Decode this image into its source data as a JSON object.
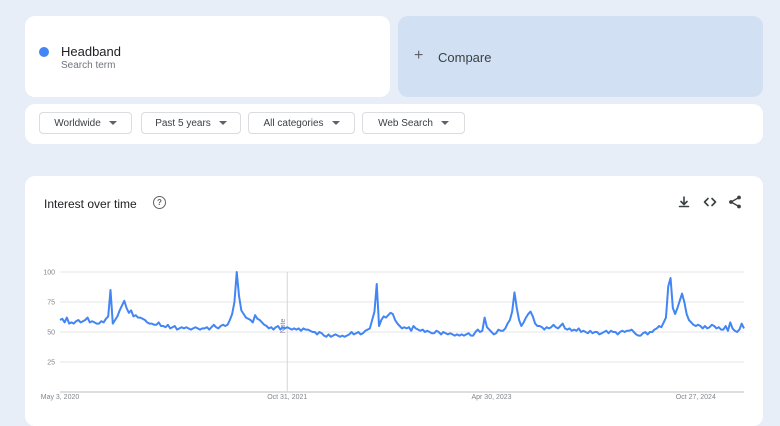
{
  "search_term": {
    "name": "Headband",
    "subtitle": "Search term",
    "color": "#4285f4"
  },
  "compare": {
    "plus": "+",
    "label": "Compare"
  },
  "filters": {
    "region": "Worldwide",
    "time": "Past 5 years",
    "category": "All categories",
    "property": "Web Search"
  },
  "chart": {
    "title": "Interest over time",
    "help_glyph": "?",
    "marker_label": "Note",
    "icons": [
      "download-icon",
      "embed-code-icon",
      "share-icon"
    ]
  },
  "chart_data": {
    "type": "line",
    "x_tick_labels": [
      "May 3, 2020",
      "Oct 31, 2021",
      "Apr 30, 2023",
      "Oct 27, 2024"
    ],
    "y_ticks": [
      25,
      50,
      75,
      100
    ],
    "ylim": [
      0,
      100
    ],
    "series": [
      {
        "color": "#4285f4",
        "values": [
          60,
          61,
          58,
          62,
          57,
          58,
          57,
          59,
          60,
          58,
          59,
          60,
          62,
          58,
          59,
          58,
          57,
          57,
          59,
          58,
          61,
          63,
          85,
          57,
          60,
          63,
          68,
          72,
          76,
          70,
          66,
          68,
          63,
          64,
          62,
          62,
          61,
          60,
          58,
          57,
          57,
          56,
          56,
          58,
          55,
          55,
          54,
          56,
          53,
          54,
          55,
          52,
          53,
          54,
          53,
          54,
          53,
          52,
          53,
          54,
          53,
          52,
          53,
          53,
          54,
          52,
          54,
          56,
          54,
          53,
          55,
          56,
          55,
          56,
          60,
          65,
          75,
          100,
          80,
          68,
          65,
          62,
          61,
          60,
          58,
          64,
          61,
          60,
          58,
          56,
          55,
          53,
          54,
          52,
          54,
          55,
          52,
          54,
          53,
          54,
          53,
          52,
          53,
          52,
          53,
          51,
          53,
          52,
          52,
          51,
          50,
          50,
          48,
          50,
          49,
          47,
          46,
          48,
          46,
          47,
          48,
          47,
          46,
          47,
          46,
          47,
          48,
          50,
          48,
          49,
          50,
          48,
          49,
          51,
          52,
          53,
          60,
          67,
          90,
          55,
          60,
          63,
          62,
          64,
          66,
          65,
          60,
          57,
          55,
          53,
          54,
          53,
          54,
          51,
          55,
          53,
          52,
          51,
          52,
          50,
          51,
          50,
          49,
          49,
          51,
          50,
          48,
          50,
          49,
          48,
          49,
          48,
          47,
          48,
          47,
          48,
          47,
          48,
          49,
          47,
          47,
          50,
          52,
          50,
          51,
          62,
          54,
          52,
          50,
          48,
          49,
          52,
          51,
          51,
          53,
          57,
          60,
          67,
          83,
          70,
          60,
          55,
          58,
          62,
          65,
          67,
          63,
          57,
          55,
          55,
          54,
          52,
          54,
          53,
          54,
          56,
          54,
          53,
          55,
          57,
          53,
          52,
          53,
          51,
          52,
          51,
          53,
          50,
          51,
          50,
          49,
          51,
          49,
          50,
          50,
          48,
          49,
          50,
          51,
          49,
          51,
          50,
          50,
          48,
          50,
          51,
          50,
          51,
          51,
          52,
          50,
          48,
          47,
          47,
          49,
          50,
          48,
          50,
          50,
          52,
          53,
          55,
          54,
          58,
          62,
          88,
          95,
          70,
          65,
          70,
          76,
          82,
          75,
          65,
          60,
          58,
          56,
          55,
          56,
          55,
          53,
          55,
          53,
          54,
          56,
          55,
          53,
          54,
          52,
          52,
          55,
          51,
          58,
          53,
          51,
          50,
          52,
          57,
          53
        ]
      }
    ]
  }
}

#####

§ Exercise prompt
Pictures are to be left out; the records above must be repeated word for word.

§ Task output
Decode this image into its source data as a JSON object.
{
  "search_term": {
    "name": "Headband",
    "subtitle": "Search term",
    "color": "#4285f4"
  },
  "compare": {
    "plus": "+",
    "label": "Compare"
  },
  "filters": {
    "region": "Worldwide",
    "time": "Past 5 years",
    "category": "All categories",
    "property": "Web Search"
  },
  "chart": {
    "title": "Interest over time",
    "help_glyph": "?",
    "marker_label": "Note",
    "icons": [
      "download-icon",
      "embed-code-icon",
      "share-icon"
    ]
  },
  "chart_data": {
    "type": "line",
    "x_tick_labels": [
      "May 3, 2020",
      "Oct 31, 2021",
      "Apr 30, 2023",
      "Oct 27, 2024"
    ],
    "y_ticks": [
      25,
      50,
      75,
      100
    ],
    "ylim": [
      0,
      100
    ],
    "series": [
      {
        "color": "#4285f4",
        "values": [
          60,
          61,
          58,
          62,
          57,
          58,
          57,
          59,
          60,
          58,
          59,
          60,
          62,
          58,
          59,
          58,
          57,
          57,
          59,
          58,
          61,
          63,
          85,
          57,
          60,
          63,
          68,
          72,
          76,
          70,
          66,
          68,
          63,
          64,
          62,
          62,
          61,
          60,
          58,
          57,
          57,
          56,
          56,
          58,
          55,
          55,
          54,
          56,
          53,
          54,
          55,
          52,
          53,
          54,
          53,
          54,
          53,
          52,
          53,
          54,
          53,
          52,
          53,
          53,
          54,
          52,
          54,
          56,
          54,
          53,
          55,
          56,
          55,
          56,
          60,
          65,
          75,
          100,
          80,
          68,
          65,
          62,
          61,
          60,
          58,
          64,
          61,
          60,
          58,
          56,
          55,
          53,
          54,
          52,
          54,
          55,
          52,
          54,
          53,
          54,
          53,
          52,
          53,
          52,
          53,
          51,
          53,
          52,
          52,
          51,
          50,
          50,
          48,
          50,
          49,
          47,
          46,
          48,
          46,
          47,
          48,
          47,
          46,
          47,
          46,
          47,
          48,
          50,
          48,
          49,
          50,
          48,
          49,
          51,
          52,
          53,
          60,
          67,
          90,
          55,
          60,
          63,
          62,
          64,
          66,
          65,
          60,
          57,
          55,
          53,
          54,
          53,
          54,
          51,
          55,
          53,
          52,
          51,
          52,
          50,
          51,
          50,
          49,
          49,
          51,
          50,
          48,
          50,
          49,
          48,
          49,
          48,
          47,
          48,
          47,
          48,
          47,
          48,
          49,
          47,
          47,
          50,
          52,
          50,
          51,
          62,
          54,
          52,
          50,
          48,
          49,
          52,
          51,
          51,
          53,
          57,
          60,
          67,
          83,
          70,
          60,
          55,
          58,
          62,
          65,
          67,
          63,
          57,
          55,
          55,
          54,
          52,
          54,
          53,
          54,
          56,
          54,
          53,
          55,
          57,
          53,
          52,
          53,
          51,
          52,
          51,
          53,
          50,
          51,
          50,
          49,
          51,
          49,
          50,
          50,
          48,
          49,
          50,
          51,
          49,
          51,
          50,
          50,
          48,
          50,
          51,
          50,
          51,
          51,
          52,
          50,
          48,
          47,
          47,
          49,
          50,
          48,
          50,
          50,
          52,
          53,
          55,
          54,
          58,
          62,
          88,
          95,
          70,
          65,
          70,
          76,
          82,
          75,
          65,
          60,
          58,
          56,
          55,
          56,
          55,
          53,
          55,
          53,
          54,
          56,
          55,
          53,
          54,
          52,
          52,
          55,
          51,
          58,
          53,
          51,
          50,
          52,
          57,
          53
        ]
      }
    ]
  }
}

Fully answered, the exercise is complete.